[Figure collection entries]
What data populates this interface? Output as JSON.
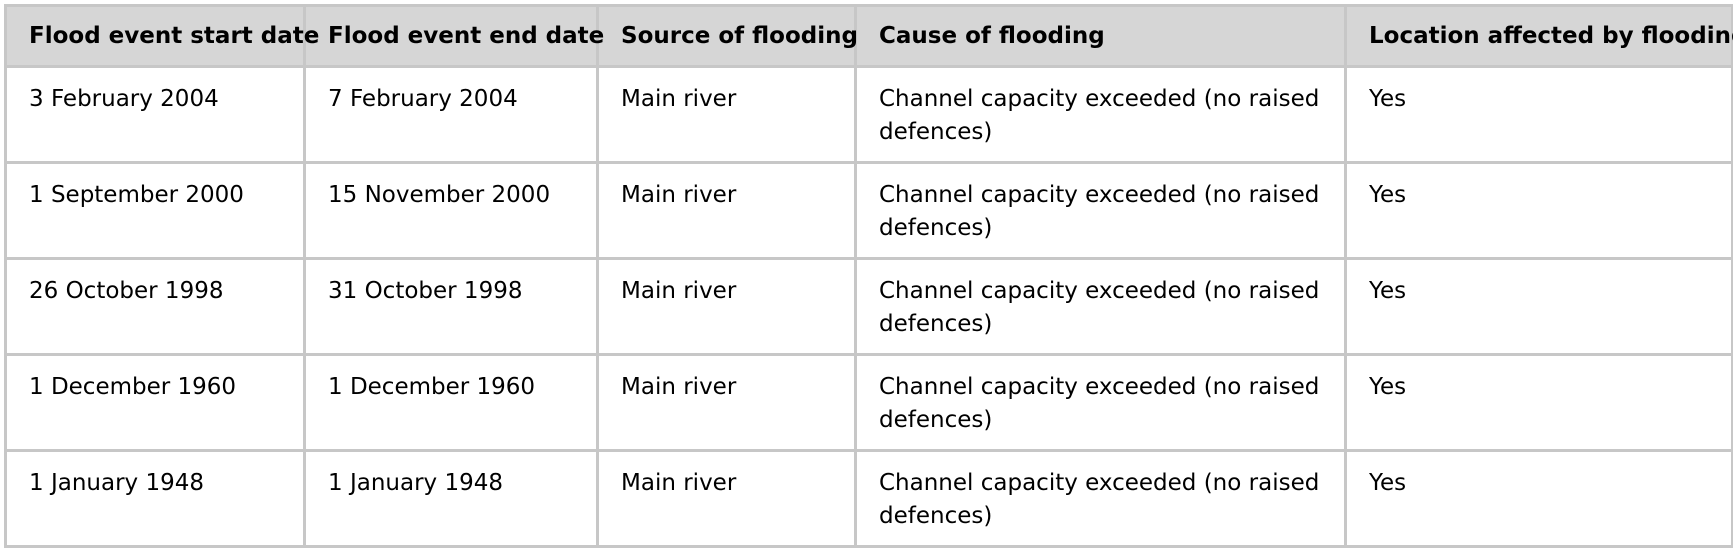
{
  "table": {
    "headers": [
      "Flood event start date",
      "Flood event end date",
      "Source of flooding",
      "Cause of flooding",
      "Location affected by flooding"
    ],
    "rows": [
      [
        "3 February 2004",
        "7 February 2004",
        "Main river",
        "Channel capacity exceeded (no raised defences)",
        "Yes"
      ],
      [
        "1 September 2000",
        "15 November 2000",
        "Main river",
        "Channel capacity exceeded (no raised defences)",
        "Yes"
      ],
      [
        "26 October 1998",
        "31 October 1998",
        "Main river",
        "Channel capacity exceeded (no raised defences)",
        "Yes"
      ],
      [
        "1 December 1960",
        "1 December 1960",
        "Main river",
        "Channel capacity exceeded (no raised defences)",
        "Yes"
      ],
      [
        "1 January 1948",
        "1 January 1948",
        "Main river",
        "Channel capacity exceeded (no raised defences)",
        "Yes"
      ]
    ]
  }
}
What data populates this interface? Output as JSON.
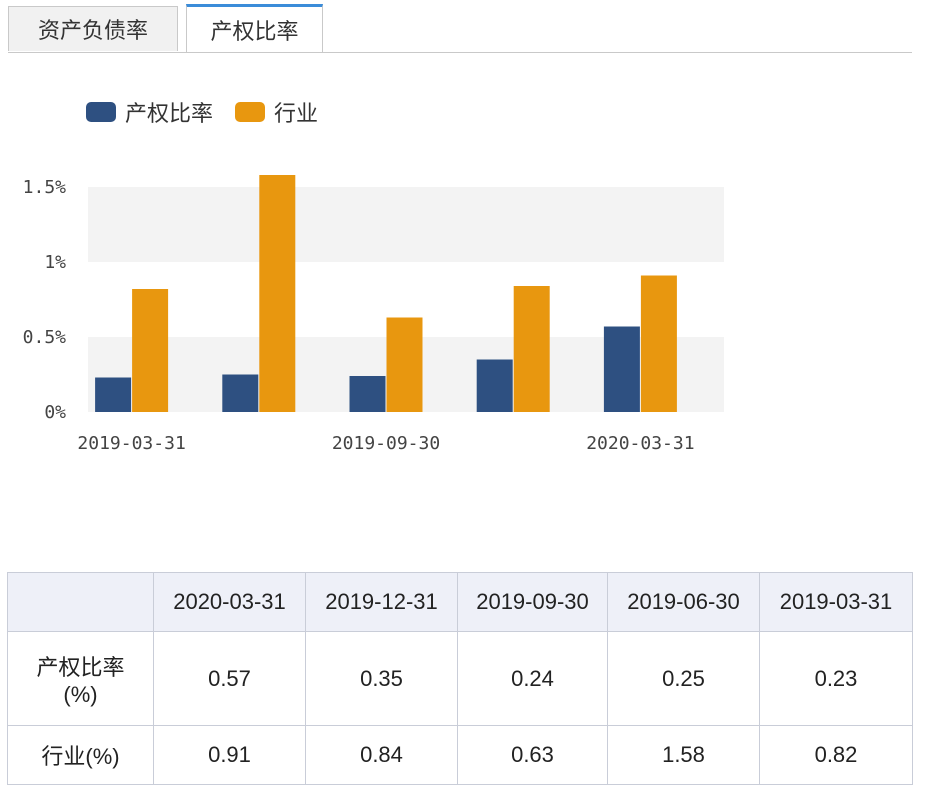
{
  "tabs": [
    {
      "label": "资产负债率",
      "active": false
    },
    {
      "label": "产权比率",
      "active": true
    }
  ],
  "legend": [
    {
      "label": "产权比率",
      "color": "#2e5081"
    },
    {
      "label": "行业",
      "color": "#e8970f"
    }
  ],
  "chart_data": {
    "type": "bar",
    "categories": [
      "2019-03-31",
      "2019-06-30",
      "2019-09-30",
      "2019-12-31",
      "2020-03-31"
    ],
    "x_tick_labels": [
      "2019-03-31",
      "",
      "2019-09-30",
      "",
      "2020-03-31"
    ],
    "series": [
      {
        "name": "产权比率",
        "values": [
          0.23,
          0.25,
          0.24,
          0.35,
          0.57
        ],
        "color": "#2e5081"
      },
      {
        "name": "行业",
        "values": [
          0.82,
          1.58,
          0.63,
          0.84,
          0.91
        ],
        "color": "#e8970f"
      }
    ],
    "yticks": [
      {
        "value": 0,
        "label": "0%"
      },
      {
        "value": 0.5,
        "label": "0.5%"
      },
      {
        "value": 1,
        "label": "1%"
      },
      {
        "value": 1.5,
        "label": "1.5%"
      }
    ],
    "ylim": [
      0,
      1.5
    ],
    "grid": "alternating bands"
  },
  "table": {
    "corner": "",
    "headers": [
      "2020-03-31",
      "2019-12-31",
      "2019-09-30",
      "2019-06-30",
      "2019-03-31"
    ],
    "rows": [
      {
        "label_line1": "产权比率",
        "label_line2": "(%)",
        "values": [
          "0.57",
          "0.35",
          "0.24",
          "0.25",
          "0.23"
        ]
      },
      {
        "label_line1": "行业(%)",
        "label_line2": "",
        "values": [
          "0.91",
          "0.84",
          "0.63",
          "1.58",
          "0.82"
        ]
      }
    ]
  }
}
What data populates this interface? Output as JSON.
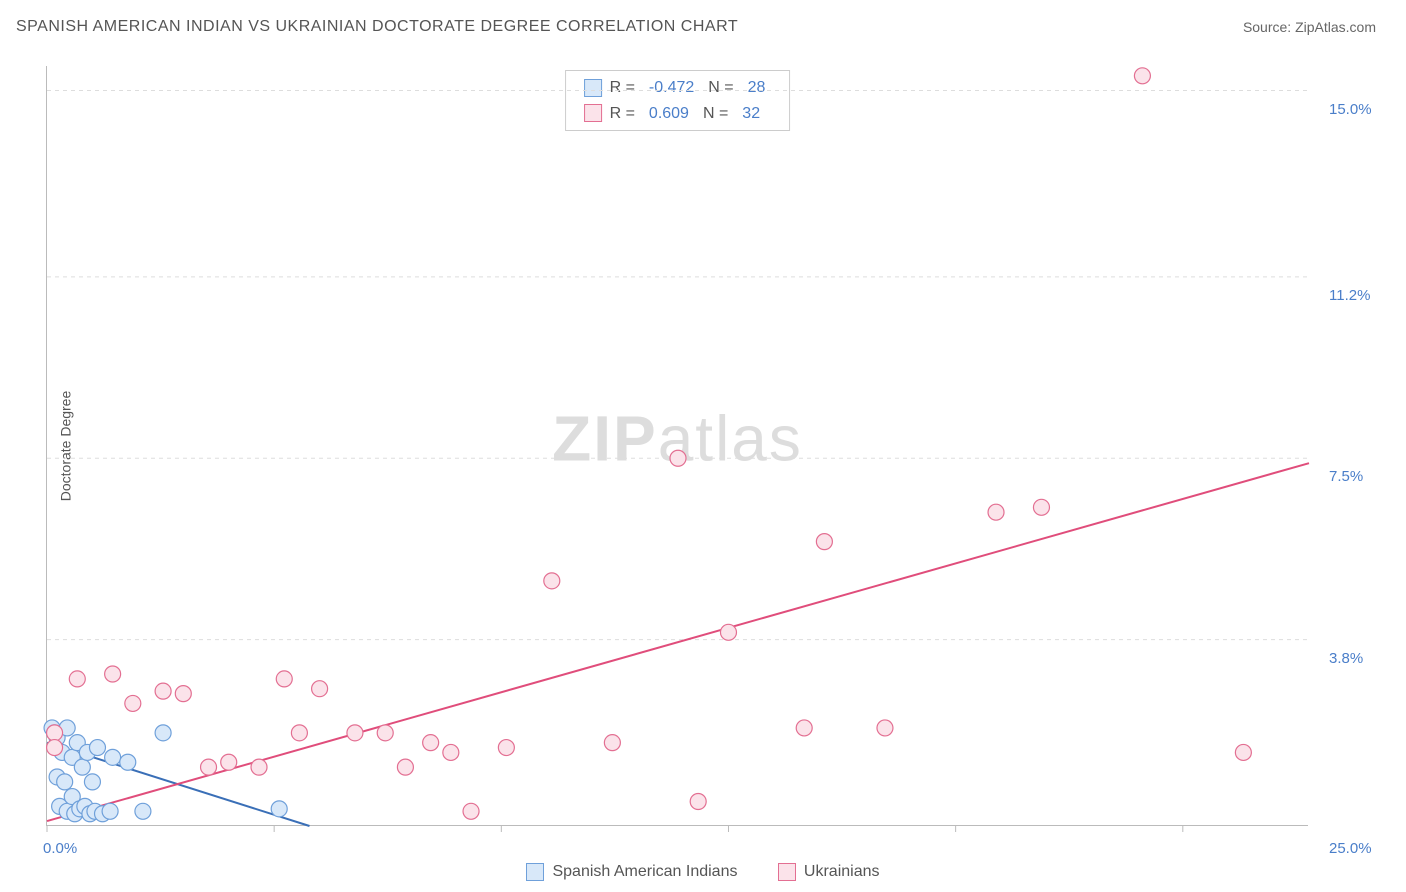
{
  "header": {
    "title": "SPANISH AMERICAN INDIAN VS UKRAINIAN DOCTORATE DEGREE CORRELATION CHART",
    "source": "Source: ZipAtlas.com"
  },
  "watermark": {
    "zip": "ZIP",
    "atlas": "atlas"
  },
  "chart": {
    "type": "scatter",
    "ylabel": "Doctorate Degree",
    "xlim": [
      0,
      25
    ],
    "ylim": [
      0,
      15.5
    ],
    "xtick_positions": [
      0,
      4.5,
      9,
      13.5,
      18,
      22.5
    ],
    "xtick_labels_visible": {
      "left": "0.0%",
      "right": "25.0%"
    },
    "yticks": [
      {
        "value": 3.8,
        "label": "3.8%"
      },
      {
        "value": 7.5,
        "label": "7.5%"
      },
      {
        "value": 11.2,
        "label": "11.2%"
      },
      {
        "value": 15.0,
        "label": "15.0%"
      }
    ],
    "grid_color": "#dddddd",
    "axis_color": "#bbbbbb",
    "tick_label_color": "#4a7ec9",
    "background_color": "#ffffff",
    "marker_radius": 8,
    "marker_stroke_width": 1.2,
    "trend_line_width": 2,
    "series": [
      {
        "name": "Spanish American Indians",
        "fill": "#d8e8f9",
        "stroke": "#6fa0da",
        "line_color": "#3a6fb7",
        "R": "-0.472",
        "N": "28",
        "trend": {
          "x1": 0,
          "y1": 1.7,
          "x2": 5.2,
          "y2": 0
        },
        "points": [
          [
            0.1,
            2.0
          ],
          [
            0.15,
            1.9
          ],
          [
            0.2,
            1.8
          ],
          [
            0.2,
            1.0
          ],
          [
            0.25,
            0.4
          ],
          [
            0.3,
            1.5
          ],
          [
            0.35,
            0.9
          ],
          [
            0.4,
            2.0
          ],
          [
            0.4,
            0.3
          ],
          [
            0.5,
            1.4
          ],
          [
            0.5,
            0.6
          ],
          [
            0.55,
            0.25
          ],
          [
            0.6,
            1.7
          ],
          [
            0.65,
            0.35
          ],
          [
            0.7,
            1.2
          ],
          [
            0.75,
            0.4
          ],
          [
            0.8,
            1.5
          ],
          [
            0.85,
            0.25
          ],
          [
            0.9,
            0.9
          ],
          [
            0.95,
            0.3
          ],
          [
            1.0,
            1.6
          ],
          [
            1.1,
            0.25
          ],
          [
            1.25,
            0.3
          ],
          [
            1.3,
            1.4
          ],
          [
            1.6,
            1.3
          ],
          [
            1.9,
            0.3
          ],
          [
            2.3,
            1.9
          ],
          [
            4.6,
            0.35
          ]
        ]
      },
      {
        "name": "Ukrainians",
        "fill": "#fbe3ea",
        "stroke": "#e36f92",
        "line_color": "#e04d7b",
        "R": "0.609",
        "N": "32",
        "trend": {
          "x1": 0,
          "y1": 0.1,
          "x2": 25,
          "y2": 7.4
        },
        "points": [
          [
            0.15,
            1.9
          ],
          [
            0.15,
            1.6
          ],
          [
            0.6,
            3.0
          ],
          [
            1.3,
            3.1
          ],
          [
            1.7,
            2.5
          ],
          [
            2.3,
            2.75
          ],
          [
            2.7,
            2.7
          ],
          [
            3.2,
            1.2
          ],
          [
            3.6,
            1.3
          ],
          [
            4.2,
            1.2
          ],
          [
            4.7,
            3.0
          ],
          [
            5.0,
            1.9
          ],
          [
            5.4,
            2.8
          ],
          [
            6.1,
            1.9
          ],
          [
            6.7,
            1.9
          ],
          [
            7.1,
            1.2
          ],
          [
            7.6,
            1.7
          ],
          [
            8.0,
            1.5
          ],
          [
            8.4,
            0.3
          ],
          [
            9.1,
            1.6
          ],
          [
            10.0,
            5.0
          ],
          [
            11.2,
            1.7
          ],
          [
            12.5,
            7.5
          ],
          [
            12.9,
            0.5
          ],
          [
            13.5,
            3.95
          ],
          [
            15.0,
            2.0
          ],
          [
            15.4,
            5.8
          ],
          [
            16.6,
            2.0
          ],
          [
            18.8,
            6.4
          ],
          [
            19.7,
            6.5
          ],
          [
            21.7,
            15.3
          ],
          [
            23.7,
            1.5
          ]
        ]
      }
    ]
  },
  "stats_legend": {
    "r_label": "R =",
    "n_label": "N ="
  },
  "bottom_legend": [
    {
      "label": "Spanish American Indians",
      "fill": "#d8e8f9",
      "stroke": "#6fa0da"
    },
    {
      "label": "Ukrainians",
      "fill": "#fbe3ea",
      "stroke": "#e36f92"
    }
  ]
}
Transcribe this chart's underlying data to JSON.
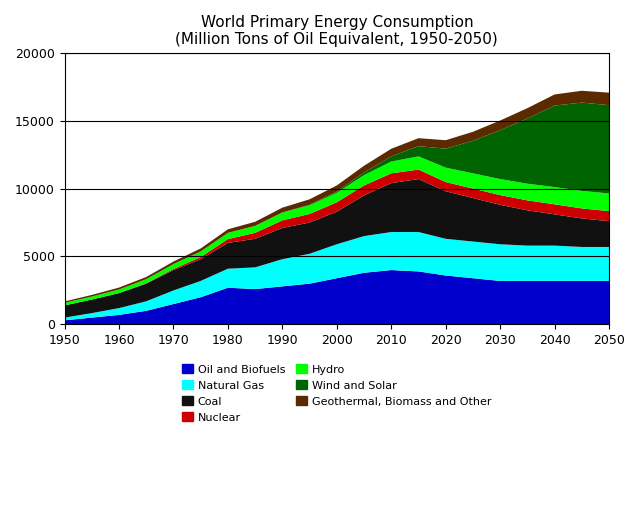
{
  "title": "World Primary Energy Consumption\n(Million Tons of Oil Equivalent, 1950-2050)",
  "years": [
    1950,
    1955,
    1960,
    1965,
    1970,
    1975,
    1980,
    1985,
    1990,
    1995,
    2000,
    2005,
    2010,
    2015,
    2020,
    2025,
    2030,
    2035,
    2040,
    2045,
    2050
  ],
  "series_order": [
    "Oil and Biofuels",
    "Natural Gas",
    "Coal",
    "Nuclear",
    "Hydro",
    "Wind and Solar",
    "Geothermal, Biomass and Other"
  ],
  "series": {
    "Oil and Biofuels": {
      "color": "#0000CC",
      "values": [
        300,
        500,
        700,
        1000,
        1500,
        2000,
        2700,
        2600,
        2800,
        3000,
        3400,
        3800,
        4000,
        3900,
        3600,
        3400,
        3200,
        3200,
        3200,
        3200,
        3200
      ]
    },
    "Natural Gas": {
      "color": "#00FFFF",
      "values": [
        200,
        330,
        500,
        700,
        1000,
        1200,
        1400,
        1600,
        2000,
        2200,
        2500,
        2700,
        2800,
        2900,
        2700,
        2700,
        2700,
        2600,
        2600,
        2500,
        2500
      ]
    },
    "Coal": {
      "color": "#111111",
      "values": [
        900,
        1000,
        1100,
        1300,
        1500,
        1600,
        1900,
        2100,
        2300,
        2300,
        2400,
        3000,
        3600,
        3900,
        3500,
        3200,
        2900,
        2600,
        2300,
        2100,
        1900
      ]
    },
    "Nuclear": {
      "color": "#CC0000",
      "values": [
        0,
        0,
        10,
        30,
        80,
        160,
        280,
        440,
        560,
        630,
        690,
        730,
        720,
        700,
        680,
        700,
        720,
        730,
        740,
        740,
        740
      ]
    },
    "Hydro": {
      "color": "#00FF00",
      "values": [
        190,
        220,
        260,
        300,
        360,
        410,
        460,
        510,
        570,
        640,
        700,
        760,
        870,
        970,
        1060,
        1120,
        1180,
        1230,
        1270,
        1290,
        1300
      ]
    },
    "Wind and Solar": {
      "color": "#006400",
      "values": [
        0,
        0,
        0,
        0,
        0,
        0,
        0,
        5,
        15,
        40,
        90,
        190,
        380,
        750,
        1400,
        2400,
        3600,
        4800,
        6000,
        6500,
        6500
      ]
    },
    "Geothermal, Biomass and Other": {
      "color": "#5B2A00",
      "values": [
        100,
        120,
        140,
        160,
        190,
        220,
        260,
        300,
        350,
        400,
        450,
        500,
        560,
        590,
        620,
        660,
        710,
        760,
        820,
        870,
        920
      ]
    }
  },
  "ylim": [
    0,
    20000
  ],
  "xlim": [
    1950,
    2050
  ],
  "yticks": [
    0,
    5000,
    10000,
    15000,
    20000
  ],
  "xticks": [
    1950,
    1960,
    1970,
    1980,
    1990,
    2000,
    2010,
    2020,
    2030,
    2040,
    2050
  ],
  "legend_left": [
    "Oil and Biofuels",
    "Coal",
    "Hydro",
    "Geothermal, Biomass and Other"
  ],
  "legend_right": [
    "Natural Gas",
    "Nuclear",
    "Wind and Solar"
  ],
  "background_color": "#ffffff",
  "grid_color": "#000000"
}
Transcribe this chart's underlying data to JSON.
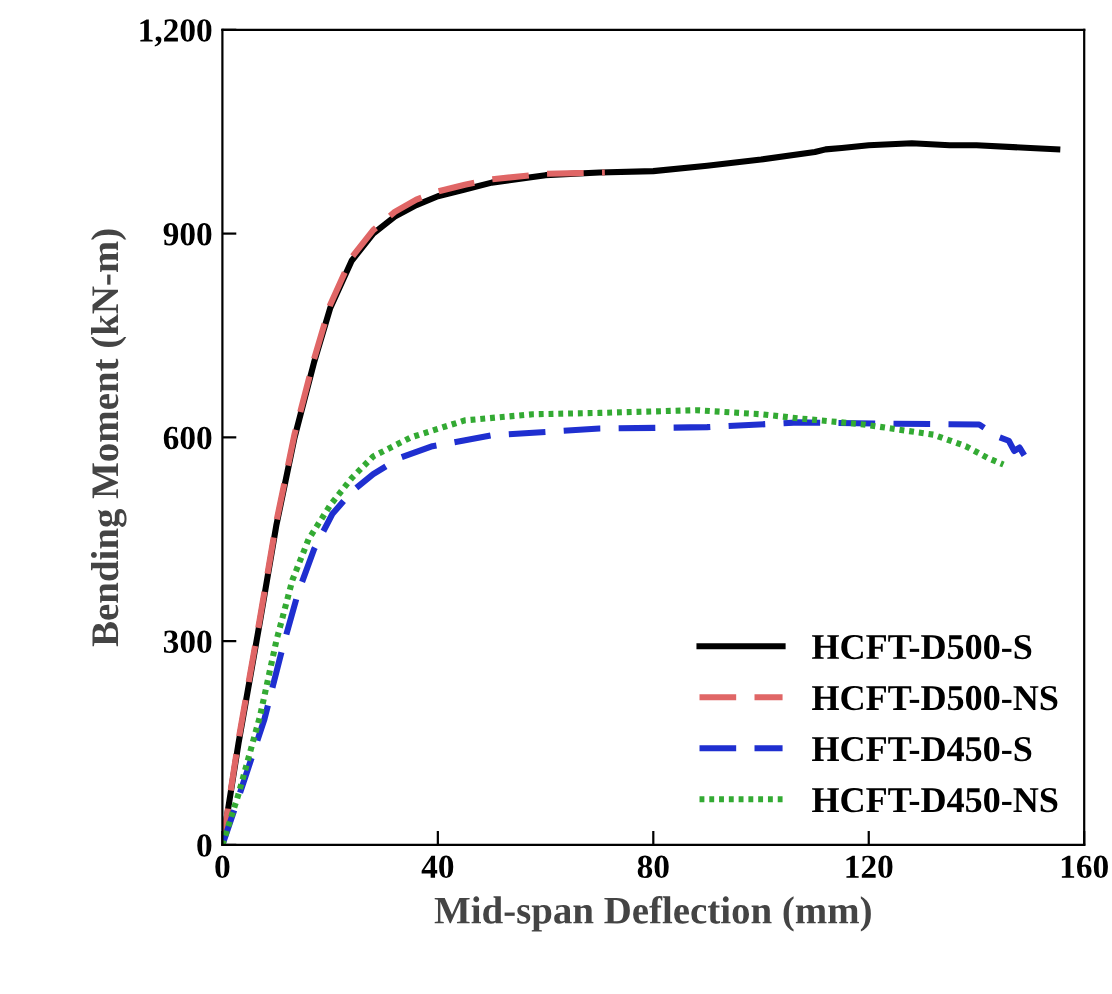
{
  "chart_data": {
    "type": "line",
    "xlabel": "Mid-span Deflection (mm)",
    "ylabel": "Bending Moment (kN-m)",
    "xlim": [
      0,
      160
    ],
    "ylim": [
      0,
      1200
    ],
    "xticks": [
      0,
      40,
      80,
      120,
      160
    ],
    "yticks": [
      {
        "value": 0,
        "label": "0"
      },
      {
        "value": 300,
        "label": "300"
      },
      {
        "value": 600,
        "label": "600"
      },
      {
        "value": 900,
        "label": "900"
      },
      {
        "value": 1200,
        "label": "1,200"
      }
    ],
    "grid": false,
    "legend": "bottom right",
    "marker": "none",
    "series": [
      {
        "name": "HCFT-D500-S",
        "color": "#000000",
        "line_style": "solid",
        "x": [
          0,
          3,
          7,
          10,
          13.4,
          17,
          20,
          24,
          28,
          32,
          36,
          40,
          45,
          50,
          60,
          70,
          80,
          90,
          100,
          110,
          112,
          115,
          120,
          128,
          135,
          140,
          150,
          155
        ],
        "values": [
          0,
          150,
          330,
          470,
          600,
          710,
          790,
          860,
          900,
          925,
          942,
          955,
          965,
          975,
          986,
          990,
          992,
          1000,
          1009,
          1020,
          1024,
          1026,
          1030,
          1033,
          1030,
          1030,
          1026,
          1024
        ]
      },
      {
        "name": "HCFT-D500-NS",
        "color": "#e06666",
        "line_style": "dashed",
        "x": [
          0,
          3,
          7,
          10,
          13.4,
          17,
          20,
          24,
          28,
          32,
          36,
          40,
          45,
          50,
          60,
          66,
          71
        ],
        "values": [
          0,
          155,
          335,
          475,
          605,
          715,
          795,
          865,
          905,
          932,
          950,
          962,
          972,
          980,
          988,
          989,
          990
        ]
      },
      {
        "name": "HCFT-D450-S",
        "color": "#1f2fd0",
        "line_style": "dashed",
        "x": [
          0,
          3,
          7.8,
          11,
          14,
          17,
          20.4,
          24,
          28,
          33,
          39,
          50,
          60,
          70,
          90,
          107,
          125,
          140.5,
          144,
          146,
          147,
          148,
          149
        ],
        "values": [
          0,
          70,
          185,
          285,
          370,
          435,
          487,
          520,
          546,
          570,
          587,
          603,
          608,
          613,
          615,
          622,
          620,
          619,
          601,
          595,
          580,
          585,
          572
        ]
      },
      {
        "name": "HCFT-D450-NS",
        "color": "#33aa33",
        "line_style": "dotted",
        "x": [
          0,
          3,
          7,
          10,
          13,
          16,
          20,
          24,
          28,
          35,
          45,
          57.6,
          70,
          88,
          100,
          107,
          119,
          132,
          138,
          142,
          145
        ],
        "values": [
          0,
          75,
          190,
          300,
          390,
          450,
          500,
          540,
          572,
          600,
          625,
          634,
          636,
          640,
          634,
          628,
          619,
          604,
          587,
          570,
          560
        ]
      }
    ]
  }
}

TASK PROMPT —
Search the data for "event". Copy every matching line.

TASK ANSWER —
      "Flood event start date",
      "Flood event end date",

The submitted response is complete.